[TASKS TO PERFORM]
(1) List the other TV shows that the blog post about Buffy the Vampire Slayer says the writer also loves.
(2) According to the blog post about Buffy the Vampire Slayer, how old was the writer when the show first aired in the UK?
(3) Reproduce the passage of the blog post about Buffy the Vampire Slayer from "BUFFY: My life" up to and including "favourite TV programme.".

Why Buffy the Vampire Slayer Still Matters

BUFFY: My life happens to, on occasion, suck beyond the telling of it. Sometimes more than I can handle. And it's not just mine. Every single person down there is ignoring your pain because they're too busy with their own. The beautiful ones. The popular ones. The guys that pick on you. Everyone. If you could hear what they were feeling. The loneliness. The confusion. It looks quiet down there. It's not. It's deafening…
(Buffy the Vampire Slayer, Season 3, Episode 18, "Earshot")

Buffy the Vampire Slayer is, without a doubt, my favourite TV programme.

I love many other quality TV shows too - shows like Alias, Six Feet Under, Game of Thrones and even Battlestar Galactica - but Buffy holds 1st place and always will, for a good number of reasons.  

Much like in a previous blog post, ‘Why Lara Croft Should Your Girlfriend’, where I highlighted that Lara Croft mirrored the strong female role-models and archetypes in my real life; Buffy too fits into my life through it’s familiar picture of depicting a strong and empowered female character.

When the show first aired in the UK I was 16 years old - so in the grips of teenage angst and the living nightmare we affectionately call ‘High School’. During this time, I identified with the central oddball group of characters - Buffy, Willow and Xander - as they mirrored my own friend group of arty weirdos and social outcasts. In terms of character and sense of humour, I basically was Xander (except I didn’t make-out with a teacher who later tried to eat my head - praying mantis style).

Frankly My Dear, I Don’t Give A Genre

To the uneducated, Buffy the Vampire Slayer could be misread as a naff 90s programme about a hot blonde chick, violently stabbing vampires in the heart with a piece of wood.

But, as you and I know, it’s so much more than that. 😎

The programme stood out starkly in the the TV landscape for it’s dry-wit, horror sensibilities and a knack for forming an uber cultural pastiche. Blending together cultural reference with an unnerved ability for self-referential humour.

There’s a sense of “...generic hybridity of the series: its ‘spasms of viciousness’ are punctuated by the conventions of the soap opera, horror, comedy, music video, action and sci-fi genres...In the age of cable and satellite television, genres have been increasingly recombined to attract niche markets and coalitional audiences” (Jancovich and Lyons [Editors], 2004: 122).

It’s this blend of genres that is one of Buffy’s stark selling points and perhaps why it has aged so well. Without adhering to the visual and storytelling norms of any one genre, it’s managed to continually bridge the gaps between the current fashions and tastes to consistently remain relevant.

Many came in the wake of Buffy and tried to recreate the magic (I’m looking at you Charmed and Alias) but just couldn’t quite reach the level of success that Joss Whedon and his his team managed to create.

LGBTQV..For Vampire?

Part of the success of the programme, which has since become a staple of quality TV, is the ensemble cast structure. Whilst Buffy the Vampire Slayer does follow the life (and slaying) of the main protagonist Buffy, there’s a whole cast of characters which have significant story arcs throughout the seven seasons.

[RECORDS]
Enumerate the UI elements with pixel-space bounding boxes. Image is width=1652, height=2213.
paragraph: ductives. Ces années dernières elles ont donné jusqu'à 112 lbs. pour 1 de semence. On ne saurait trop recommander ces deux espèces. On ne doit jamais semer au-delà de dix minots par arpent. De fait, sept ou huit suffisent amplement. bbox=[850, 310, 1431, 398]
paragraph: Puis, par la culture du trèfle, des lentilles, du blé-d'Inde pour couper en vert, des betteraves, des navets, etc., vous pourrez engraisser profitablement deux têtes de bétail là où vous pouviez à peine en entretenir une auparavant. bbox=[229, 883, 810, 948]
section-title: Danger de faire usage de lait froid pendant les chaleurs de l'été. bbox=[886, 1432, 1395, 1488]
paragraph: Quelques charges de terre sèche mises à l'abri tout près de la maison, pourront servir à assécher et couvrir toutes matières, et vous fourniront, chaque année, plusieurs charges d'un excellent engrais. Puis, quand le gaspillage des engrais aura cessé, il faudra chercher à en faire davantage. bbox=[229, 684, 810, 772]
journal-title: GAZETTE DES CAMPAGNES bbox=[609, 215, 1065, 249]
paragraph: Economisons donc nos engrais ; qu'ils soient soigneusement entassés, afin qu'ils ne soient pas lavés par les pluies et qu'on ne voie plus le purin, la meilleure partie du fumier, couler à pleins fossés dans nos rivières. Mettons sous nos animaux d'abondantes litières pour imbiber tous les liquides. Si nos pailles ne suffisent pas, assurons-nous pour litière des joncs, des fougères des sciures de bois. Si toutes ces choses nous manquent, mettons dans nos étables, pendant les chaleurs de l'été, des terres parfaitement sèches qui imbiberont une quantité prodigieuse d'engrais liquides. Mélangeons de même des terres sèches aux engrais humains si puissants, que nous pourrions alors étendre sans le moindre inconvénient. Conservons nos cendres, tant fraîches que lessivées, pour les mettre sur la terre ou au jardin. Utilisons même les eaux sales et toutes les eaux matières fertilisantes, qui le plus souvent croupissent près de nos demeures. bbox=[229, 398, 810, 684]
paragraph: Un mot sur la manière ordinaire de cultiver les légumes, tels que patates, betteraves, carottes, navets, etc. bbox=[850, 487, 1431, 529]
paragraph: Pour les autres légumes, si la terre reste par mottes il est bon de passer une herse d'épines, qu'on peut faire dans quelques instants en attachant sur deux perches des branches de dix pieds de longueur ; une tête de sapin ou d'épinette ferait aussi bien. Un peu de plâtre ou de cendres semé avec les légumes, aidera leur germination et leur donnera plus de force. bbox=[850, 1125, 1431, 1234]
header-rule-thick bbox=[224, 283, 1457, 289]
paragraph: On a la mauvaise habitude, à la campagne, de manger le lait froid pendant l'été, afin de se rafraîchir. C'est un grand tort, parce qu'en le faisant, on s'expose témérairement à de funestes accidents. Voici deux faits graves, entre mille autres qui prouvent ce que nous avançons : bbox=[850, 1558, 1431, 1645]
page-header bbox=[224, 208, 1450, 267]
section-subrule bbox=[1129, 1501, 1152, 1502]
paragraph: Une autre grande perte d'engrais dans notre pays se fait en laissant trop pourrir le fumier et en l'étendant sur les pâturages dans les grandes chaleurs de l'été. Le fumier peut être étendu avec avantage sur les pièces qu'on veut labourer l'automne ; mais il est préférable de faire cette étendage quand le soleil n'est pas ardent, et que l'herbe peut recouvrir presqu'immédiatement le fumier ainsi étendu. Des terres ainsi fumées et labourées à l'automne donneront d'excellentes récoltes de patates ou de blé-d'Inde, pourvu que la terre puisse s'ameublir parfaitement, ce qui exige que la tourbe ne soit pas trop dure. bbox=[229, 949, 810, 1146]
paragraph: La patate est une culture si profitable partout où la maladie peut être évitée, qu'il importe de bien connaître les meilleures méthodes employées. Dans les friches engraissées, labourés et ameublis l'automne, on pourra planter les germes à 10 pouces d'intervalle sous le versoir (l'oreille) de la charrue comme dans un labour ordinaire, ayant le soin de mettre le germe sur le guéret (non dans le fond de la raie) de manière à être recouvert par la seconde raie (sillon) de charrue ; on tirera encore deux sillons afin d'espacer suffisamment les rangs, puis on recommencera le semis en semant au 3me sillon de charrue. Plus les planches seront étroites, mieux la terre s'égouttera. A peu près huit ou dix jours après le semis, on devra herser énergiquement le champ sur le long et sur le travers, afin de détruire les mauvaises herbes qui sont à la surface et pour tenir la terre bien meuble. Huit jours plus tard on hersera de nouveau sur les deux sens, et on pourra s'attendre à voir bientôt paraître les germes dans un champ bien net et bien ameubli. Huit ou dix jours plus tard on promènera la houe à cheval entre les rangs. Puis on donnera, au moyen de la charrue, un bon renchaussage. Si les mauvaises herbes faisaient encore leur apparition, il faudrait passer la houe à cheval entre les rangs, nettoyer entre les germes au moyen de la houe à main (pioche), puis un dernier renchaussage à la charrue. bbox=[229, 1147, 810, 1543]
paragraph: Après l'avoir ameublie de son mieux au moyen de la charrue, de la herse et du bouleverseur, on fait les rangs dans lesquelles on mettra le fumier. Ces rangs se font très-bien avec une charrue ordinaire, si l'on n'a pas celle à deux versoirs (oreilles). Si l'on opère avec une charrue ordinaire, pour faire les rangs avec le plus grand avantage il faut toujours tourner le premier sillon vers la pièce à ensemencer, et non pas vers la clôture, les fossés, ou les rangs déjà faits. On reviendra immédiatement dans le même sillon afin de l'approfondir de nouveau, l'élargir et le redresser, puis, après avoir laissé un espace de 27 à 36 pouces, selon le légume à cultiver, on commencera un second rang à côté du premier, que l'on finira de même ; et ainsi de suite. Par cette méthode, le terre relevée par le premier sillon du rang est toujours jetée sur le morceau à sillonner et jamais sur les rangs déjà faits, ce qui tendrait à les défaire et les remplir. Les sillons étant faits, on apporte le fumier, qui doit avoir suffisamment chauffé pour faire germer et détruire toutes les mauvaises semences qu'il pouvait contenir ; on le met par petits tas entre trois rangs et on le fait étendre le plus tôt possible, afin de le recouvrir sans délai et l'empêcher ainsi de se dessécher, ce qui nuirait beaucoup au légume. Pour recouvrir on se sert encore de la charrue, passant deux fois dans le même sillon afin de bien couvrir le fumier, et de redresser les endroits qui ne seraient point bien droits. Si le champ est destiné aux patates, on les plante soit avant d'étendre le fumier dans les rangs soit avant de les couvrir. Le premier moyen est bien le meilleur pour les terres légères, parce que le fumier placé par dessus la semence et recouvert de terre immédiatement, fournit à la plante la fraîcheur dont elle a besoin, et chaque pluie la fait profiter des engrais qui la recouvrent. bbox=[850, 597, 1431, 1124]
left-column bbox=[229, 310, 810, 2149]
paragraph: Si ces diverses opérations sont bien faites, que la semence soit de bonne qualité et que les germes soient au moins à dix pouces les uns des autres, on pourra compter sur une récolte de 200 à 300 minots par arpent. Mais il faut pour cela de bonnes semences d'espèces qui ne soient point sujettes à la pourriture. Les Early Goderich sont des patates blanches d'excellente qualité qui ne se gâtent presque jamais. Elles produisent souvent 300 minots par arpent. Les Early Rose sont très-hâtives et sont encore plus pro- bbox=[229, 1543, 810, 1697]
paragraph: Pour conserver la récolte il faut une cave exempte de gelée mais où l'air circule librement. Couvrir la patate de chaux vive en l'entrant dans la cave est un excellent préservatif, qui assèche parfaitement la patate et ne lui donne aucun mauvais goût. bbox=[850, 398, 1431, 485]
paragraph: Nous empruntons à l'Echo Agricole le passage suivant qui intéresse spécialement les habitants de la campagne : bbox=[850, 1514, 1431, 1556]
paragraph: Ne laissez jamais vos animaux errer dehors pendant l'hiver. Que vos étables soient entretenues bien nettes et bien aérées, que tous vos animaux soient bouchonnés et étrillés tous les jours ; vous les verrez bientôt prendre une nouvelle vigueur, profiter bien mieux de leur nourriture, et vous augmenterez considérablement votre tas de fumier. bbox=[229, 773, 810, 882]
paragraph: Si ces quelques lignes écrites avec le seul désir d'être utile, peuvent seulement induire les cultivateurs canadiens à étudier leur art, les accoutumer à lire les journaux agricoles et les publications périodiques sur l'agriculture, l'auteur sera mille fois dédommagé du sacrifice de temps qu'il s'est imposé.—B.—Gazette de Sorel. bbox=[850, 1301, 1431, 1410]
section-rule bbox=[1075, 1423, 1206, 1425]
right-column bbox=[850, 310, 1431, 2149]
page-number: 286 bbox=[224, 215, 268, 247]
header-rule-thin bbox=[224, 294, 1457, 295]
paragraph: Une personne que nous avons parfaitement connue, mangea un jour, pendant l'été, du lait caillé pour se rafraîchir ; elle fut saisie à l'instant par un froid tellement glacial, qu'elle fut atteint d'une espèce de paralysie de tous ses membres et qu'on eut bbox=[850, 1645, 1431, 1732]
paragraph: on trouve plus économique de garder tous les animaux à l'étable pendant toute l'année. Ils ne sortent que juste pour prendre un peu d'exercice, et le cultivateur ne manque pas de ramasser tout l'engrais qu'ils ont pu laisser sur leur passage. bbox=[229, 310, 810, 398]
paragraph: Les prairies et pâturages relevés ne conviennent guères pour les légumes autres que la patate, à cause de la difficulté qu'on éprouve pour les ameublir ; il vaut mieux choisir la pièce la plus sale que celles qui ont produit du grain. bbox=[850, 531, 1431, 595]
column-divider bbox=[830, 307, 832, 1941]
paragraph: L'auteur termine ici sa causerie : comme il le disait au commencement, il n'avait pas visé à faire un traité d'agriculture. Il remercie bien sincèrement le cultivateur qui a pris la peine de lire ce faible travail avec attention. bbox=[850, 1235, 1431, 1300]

[THE RESPONSES]
(1) Alias, Six Feet Under, Game of Thrones, Battlestar Galactica

(2) 16 years old

(3)
BUFFY: My life happens to, on occasion, suck beyond the telling of it. Sometimes more than I can handle. And it's not just mine. Every single person down there is ignoring your pain because they're too busy with their own. The beautiful ones. The popular ones. The guys that pick on you. Everyone. If you could hear what they were feeling. The loneliness. The confusion. It looks quiet down there. It's not. It's deafening…
(Buffy the Vampire Slayer, Season 3, Episode 18, "Earshot")

Buffy the Vampire Slayer is, without a doubt, my favourite TV programme.